» GIVEN INSTRUCTION: Copy out each line of the material below that holds the string "subtitle".
-- EXERCISE MATERIALS start --
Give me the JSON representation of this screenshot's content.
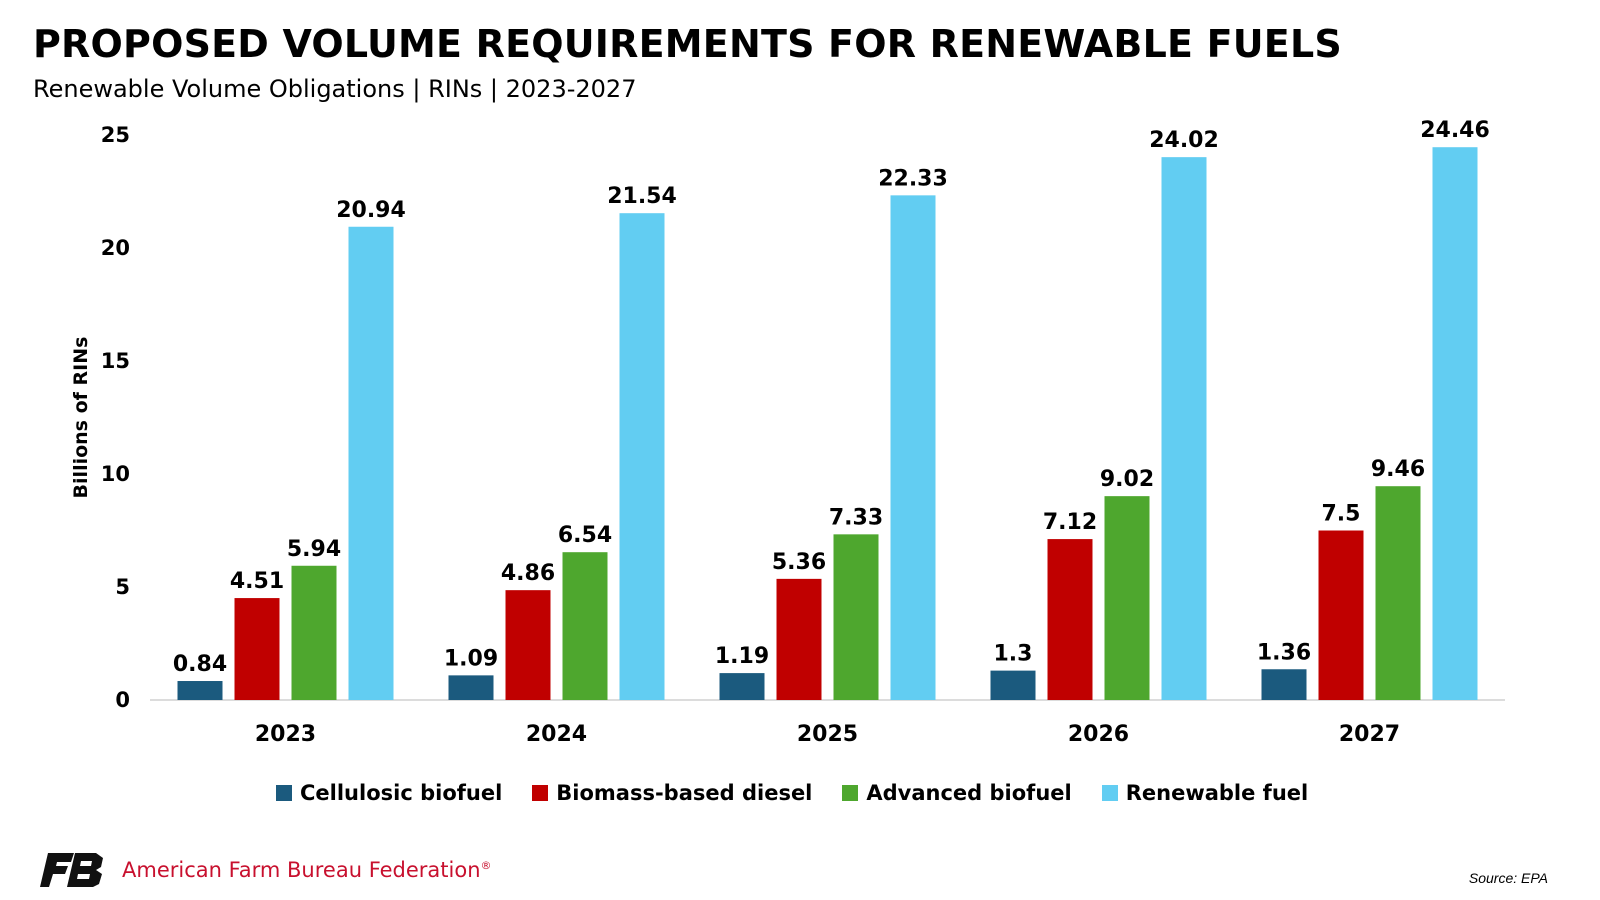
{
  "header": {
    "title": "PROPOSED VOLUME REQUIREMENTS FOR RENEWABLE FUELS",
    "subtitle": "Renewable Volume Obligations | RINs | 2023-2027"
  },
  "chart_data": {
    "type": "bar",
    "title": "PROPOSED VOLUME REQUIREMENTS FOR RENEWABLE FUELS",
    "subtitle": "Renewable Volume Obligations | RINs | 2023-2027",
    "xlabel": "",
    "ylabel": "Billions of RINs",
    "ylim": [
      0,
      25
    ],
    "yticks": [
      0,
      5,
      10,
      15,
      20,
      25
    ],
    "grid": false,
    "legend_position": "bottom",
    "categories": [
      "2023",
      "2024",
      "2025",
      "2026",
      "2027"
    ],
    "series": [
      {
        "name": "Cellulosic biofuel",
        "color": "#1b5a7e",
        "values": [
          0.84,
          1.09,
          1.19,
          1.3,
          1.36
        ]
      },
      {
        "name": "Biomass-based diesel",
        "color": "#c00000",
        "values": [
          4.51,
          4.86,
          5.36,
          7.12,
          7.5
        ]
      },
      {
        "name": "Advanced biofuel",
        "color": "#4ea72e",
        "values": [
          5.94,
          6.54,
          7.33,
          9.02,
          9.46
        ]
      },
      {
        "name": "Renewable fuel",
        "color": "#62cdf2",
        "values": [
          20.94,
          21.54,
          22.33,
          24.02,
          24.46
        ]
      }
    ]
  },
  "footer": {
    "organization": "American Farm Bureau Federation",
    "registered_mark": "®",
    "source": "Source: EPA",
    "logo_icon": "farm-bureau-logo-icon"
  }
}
-- EXERCISE MATERIALS end --
» REPLY TO THE TASK:
    "subtitle": "Renewable Volume Obligations | RINs | 2023-2027"
    "subtitle": "Renewable Volume Obligations | RINs | 2023-2027",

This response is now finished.